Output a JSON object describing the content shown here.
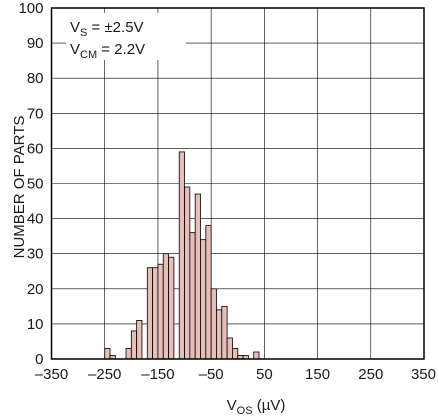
{
  "chart_data": {
    "type": "bar",
    "subtype": "histogram",
    "bin_width": 10,
    "x": [
      -245,
      -235,
      -225,
      -215,
      -205,
      -195,
      -185,
      -175,
      -165,
      -155,
      -145,
      -135,
      -125,
      -115,
      -105,
      -95,
      -85,
      -75,
      -65,
      -55,
      -45,
      -35,
      -25,
      -15,
      -5,
      5,
      15,
      25,
      35,
      45,
      55,
      65,
      75,
      85,
      95,
      105,
      115,
      125,
      135,
      145,
      155,
      165
    ],
    "values": [
      3,
      1,
      0,
      0,
      3,
      8,
      11,
      0,
      26,
      26,
      27,
      30,
      29,
      0,
      59,
      49,
      36,
      47,
      34,
      38,
      20,
      14,
      15,
      6,
      3,
      1,
      1,
      0,
      2,
      0,
      0,
      0,
      0,
      0,
      0,
      0,
      0,
      0,
      0,
      0,
      0,
      0
    ],
    "xlabel_main": "V",
    "xlabel_sub": "OS",
    "xlabel_unit": " (µV)",
    "ylabel": "NUMBER OF PARTS",
    "xlim": [
      -350,
      350
    ],
    "ylim": [
      0,
      100
    ],
    "xticks": [
      -350,
      -250,
      -150,
      -50,
      50,
      150,
      250,
      350
    ],
    "xtick_labels": [
      "–350",
      "–250",
      "–150",
      "–50",
      "50",
      "150",
      "250",
      "350"
    ],
    "yticks": [
      0,
      10,
      20,
      30,
      40,
      50,
      60,
      70,
      80,
      90,
      100
    ],
    "grid": true,
    "bar_fill": "#e6bdb7",
    "bar_stroke": "#000000",
    "grid_color": "#000000"
  },
  "legend": {
    "line1_main": "V",
    "line1_sub": "S",
    "line1_rest": " = ±2.5V",
    "line2_main": "V",
    "line2_sub": "CM",
    "line2_rest": " = 2.2V"
  }
}
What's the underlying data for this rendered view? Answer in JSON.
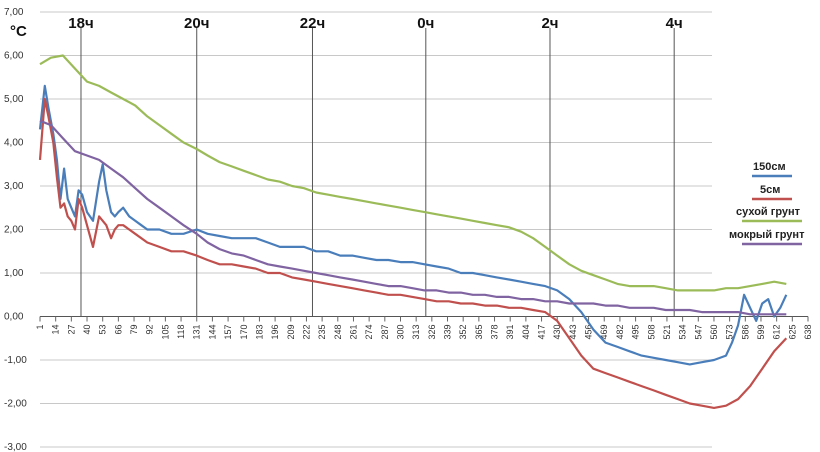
{
  "chart_data": {
    "type": "line",
    "unit_label": "°C",
    "yticks": [
      "7,00",
      "6,00",
      "5,00",
      "4,00",
      "3,00",
      "2,00",
      "1,00",
      "0,00",
      "-1,00",
      "-2,00",
      "-3,00"
    ],
    "ylim": [
      -3,
      7
    ],
    "xlim": [
      1,
      638
    ],
    "xticks": [
      "1",
      "14",
      "27",
      "40",
      "53",
      "66",
      "79",
      "92",
      "105",
      "118",
      "131",
      "144",
      "157",
      "170",
      "183",
      "196",
      "209",
      "222",
      "235",
      "248",
      "261",
      "274",
      "287",
      "300",
      "313",
      "326",
      "339",
      "352",
      "365",
      "378",
      "391",
      "404",
      "417",
      "430",
      "443",
      "456",
      "469",
      "482",
      "495",
      "508",
      "521",
      "534",
      "547",
      "560",
      "573",
      "586",
      "599",
      "612",
      "625",
      "638"
    ],
    "hour_labels": [
      {
        "label": "18ч",
        "x": 35
      },
      {
        "label": "20ч",
        "x": 131
      },
      {
        "label": "22ч",
        "x": 227
      },
      {
        "label": "0ч",
        "x": 321
      },
      {
        "label": "2ч",
        "x": 424
      },
      {
        "label": "4ч",
        "x": 527
      }
    ],
    "grid": true,
    "legend_position": "right",
    "series": [
      {
        "name": "150см",
        "color": "#4a7ebb",
        "x": [
          1,
          5,
          8,
          12,
          15,
          18,
          21,
          24,
          27,
          30,
          33,
          36,
          40,
          45,
          50,
          53,
          56,
          60,
          63,
          66,
          70,
          75,
          80,
          85,
          90,
          100,
          110,
          120,
          131,
          140,
          150,
          160,
          170,
          180,
          190,
          200,
          210,
          220,
          230,
          240,
          250,
          260,
          270,
          280,
          290,
          300,
          310,
          320,
          330,
          340,
          350,
          360,
          370,
          380,
          390,
          400,
          410,
          420,
          430,
          440,
          450,
          460,
          470,
          480,
          490,
          500,
          510,
          520,
          530,
          540,
          550,
          560,
          570,
          575,
          580,
          585,
          590,
          595,
          600,
          605,
          610,
          615,
          620
        ],
        "y": [
          4.3,
          5.3,
          4.8,
          4.2,
          3.6,
          2.7,
          3.4,
          2.7,
          2.5,
          2.3,
          2.9,
          2.8,
          2.4,
          2.2,
          3.1,
          3.5,
          2.9,
          2.4,
          2.3,
          2.4,
          2.5,
          2.3,
          2.2,
          2.1,
          2.0,
          2.0,
          1.9,
          1.9,
          2.0,
          1.9,
          1.85,
          1.8,
          1.8,
          1.8,
          1.7,
          1.6,
          1.6,
          1.6,
          1.5,
          1.5,
          1.4,
          1.4,
          1.35,
          1.3,
          1.3,
          1.25,
          1.25,
          1.2,
          1.15,
          1.1,
          1.0,
          1.0,
          0.95,
          0.9,
          0.85,
          0.8,
          0.75,
          0.7,
          0.6,
          0.4,
          0.1,
          -0.3,
          -0.6,
          -0.7,
          -0.8,
          -0.9,
          -0.95,
          -1.0,
          -1.05,
          -1.1,
          -1.05,
          -1.0,
          -0.9,
          -0.6,
          -0.2,
          0.5,
          0.2,
          -0.1,
          0.3,
          0.4,
          0.0,
          0.2,
          0.5
        ]
      },
      {
        "name": "5см",
        "color": "#c0504d",
        "x": [
          1,
          5,
          8,
          12,
          15,
          18,
          21,
          24,
          27,
          30,
          33,
          36,
          40,
          45,
          50,
          53,
          56,
          60,
          63,
          66,
          70,
          75,
          80,
          90,
          100,
          110,
          120,
          131,
          140,
          150,
          160,
          170,
          180,
          190,
          200,
          210,
          220,
          230,
          240,
          250,
          260,
          270,
          280,
          290,
          300,
          310,
          320,
          330,
          340,
          350,
          360,
          370,
          380,
          390,
          400,
          410,
          420,
          430,
          440,
          450,
          460,
          470,
          480,
          490,
          500,
          510,
          520,
          530,
          540,
          550,
          560,
          570,
          580,
          590,
          600,
          610,
          620
        ],
        "y": [
          3.6,
          5.0,
          4.6,
          4.0,
          3.2,
          2.5,
          2.6,
          2.3,
          2.2,
          2.0,
          2.7,
          2.5,
          2.1,
          1.6,
          2.3,
          2.2,
          2.1,
          1.8,
          2.0,
          2.1,
          2.1,
          2.0,
          1.9,
          1.7,
          1.6,
          1.5,
          1.5,
          1.4,
          1.3,
          1.2,
          1.2,
          1.15,
          1.1,
          1.0,
          1.0,
          0.9,
          0.85,
          0.8,
          0.75,
          0.7,
          0.65,
          0.6,
          0.55,
          0.5,
          0.5,
          0.45,
          0.4,
          0.35,
          0.35,
          0.3,
          0.3,
          0.25,
          0.25,
          0.2,
          0.2,
          0.15,
          0.1,
          -0.1,
          -0.5,
          -0.9,
          -1.2,
          -1.3,
          -1.4,
          -1.5,
          -1.6,
          -1.7,
          -1.8,
          -1.9,
          -2.0,
          -2.05,
          -2.1,
          -2.05,
          -1.9,
          -1.6,
          -1.2,
          -0.8,
          -0.5
        ]
      },
      {
        "name": "сухой грунт",
        "color": "#9bbb59",
        "x": [
          1,
          10,
          20,
          30,
          40,
          50,
          60,
          70,
          80,
          90,
          100,
          110,
          120,
          131,
          140,
          150,
          160,
          170,
          180,
          190,
          200,
          210,
          220,
          230,
          240,
          250,
          260,
          270,
          280,
          290,
          300,
          310,
          320,
          330,
          340,
          350,
          360,
          370,
          380,
          390,
          400,
          410,
          420,
          430,
          440,
          450,
          460,
          470,
          480,
          490,
          500,
          510,
          520,
          530,
          540,
          550,
          560,
          570,
          580,
          590,
          600,
          610,
          620
        ],
        "y": [
          5.8,
          5.95,
          6.0,
          5.7,
          5.4,
          5.3,
          5.15,
          5.0,
          4.85,
          4.6,
          4.4,
          4.2,
          4.0,
          3.85,
          3.7,
          3.55,
          3.45,
          3.35,
          3.25,
          3.15,
          3.1,
          3.0,
          2.95,
          2.85,
          2.8,
          2.75,
          2.7,
          2.65,
          2.6,
          2.55,
          2.5,
          2.45,
          2.4,
          2.35,
          2.3,
          2.25,
          2.2,
          2.15,
          2.1,
          2.05,
          1.95,
          1.8,
          1.6,
          1.4,
          1.2,
          1.05,
          0.95,
          0.85,
          0.75,
          0.7,
          0.7,
          0.7,
          0.65,
          0.6,
          0.6,
          0.6,
          0.6,
          0.65,
          0.65,
          0.7,
          0.75,
          0.8,
          0.75
        ]
      },
      {
        "name": "мокрый грунт",
        "color": "#8064a2",
        "x": [
          1,
          10,
          20,
          30,
          40,
          50,
          60,
          70,
          80,
          90,
          100,
          110,
          120,
          131,
          140,
          150,
          160,
          170,
          180,
          190,
          200,
          210,
          220,
          230,
          240,
          250,
          260,
          270,
          280,
          290,
          300,
          310,
          320,
          330,
          340,
          350,
          360,
          370,
          380,
          390,
          400,
          410,
          420,
          430,
          440,
          450,
          460,
          470,
          480,
          490,
          500,
          510,
          520,
          530,
          540,
          550,
          560,
          570,
          580,
          590,
          600,
          610,
          620
        ],
        "y": [
          4.5,
          4.4,
          4.1,
          3.8,
          3.7,
          3.6,
          3.4,
          3.2,
          2.95,
          2.7,
          2.5,
          2.3,
          2.1,
          1.9,
          1.7,
          1.55,
          1.45,
          1.4,
          1.3,
          1.2,
          1.15,
          1.1,
          1.05,
          1.0,
          0.95,
          0.9,
          0.85,
          0.8,
          0.75,
          0.7,
          0.7,
          0.65,
          0.6,
          0.6,
          0.55,
          0.55,
          0.5,
          0.5,
          0.45,
          0.45,
          0.4,
          0.4,
          0.35,
          0.35,
          0.3,
          0.3,
          0.3,
          0.25,
          0.25,
          0.2,
          0.2,
          0.2,
          0.15,
          0.15,
          0.15,
          0.1,
          0.1,
          0.1,
          0.1,
          0.05,
          0.05,
          0.05,
          0.05
        ]
      }
    ]
  }
}
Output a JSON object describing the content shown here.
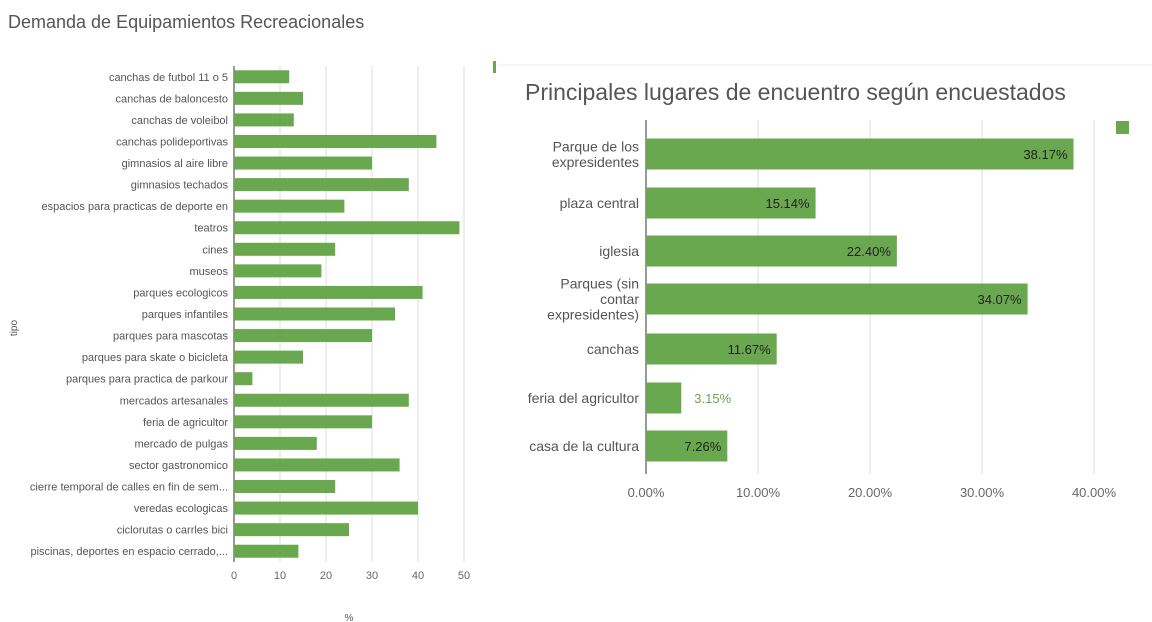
{
  "chart_data": [
    {
      "type": "bar",
      "orientation": "horizontal",
      "title": "Demanda de Equipamientos Recreacionales",
      "xlabel": "%",
      "ylabel": "tipo",
      "xlim": [
        0,
        50
      ],
      "xticks": [
        0,
        10,
        20,
        30,
        40,
        50
      ],
      "grid": true,
      "bar_color": "#6aa84f",
      "categories": [
        "canchas de futbol 11 o 5",
        "canchas de baloncesto",
        "canchas de voleibol",
        "canchas polideportivas",
        "gimnasios al aire libre",
        "gimnasios techados",
        "espacios para practicas de deporte en",
        "teatros",
        "cines",
        "museos",
        "parques ecologicos",
        "parques infantiles",
        "parques para mascotas",
        "parques para skate o bicicleta",
        "parques para practica de parkour",
        "mercados artesanales",
        "feria de agricultor",
        "mercado de pulgas",
        "sector gastronomico",
        "cierre temporal de calles en fin de sem...",
        "veredas ecologicas",
        "ciclorutas o carrles bici",
        "piscinas, deportes en espacio cerrado,..."
      ],
      "values": [
        12,
        15,
        13,
        44,
        30,
        38,
        24,
        49,
        22,
        19,
        41,
        35,
        30,
        15,
        4,
        38,
        30,
        18,
        36,
        22,
        40,
        25,
        14
      ]
    },
    {
      "type": "bar",
      "orientation": "horizontal",
      "title": "Principales lugares de encuentro según encuestados",
      "xlim": [
        0,
        40
      ],
      "xticks": [
        "0.00%",
        "10.00%",
        "20.00%",
        "30.00%",
        "40.00%"
      ],
      "grid": true,
      "legend": "top-right",
      "bar_color": "#6aa84f",
      "categories": [
        [
          "Parque de los",
          "expresidentes"
        ],
        [
          "plaza central"
        ],
        [
          "iglesia"
        ],
        [
          "Parques (sin",
          "contar",
          "expresidentes)"
        ],
        [
          "canchas"
        ],
        [
          "feria del agricultor"
        ],
        [
          "casa de la cultura"
        ]
      ],
      "values": [
        38.17,
        15.14,
        22.4,
        34.07,
        11.67,
        3.15,
        7.26
      ],
      "data_labels": [
        "38.17%",
        "15.14%",
        "22.40%",
        "34.07%",
        "11.67%",
        "3.15%",
        "7.26%"
      ]
    }
  ]
}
⁂
> **TASK DESCRIPTION**
Look through the entries above and report each line where the string "para" occurs.

> **EXERCISE OUTPUT**
        "espacios para practicas de deporte en",
        "parques para mascotas",
        "parques para skate o bicicleta",
        "parques para practica de parkour",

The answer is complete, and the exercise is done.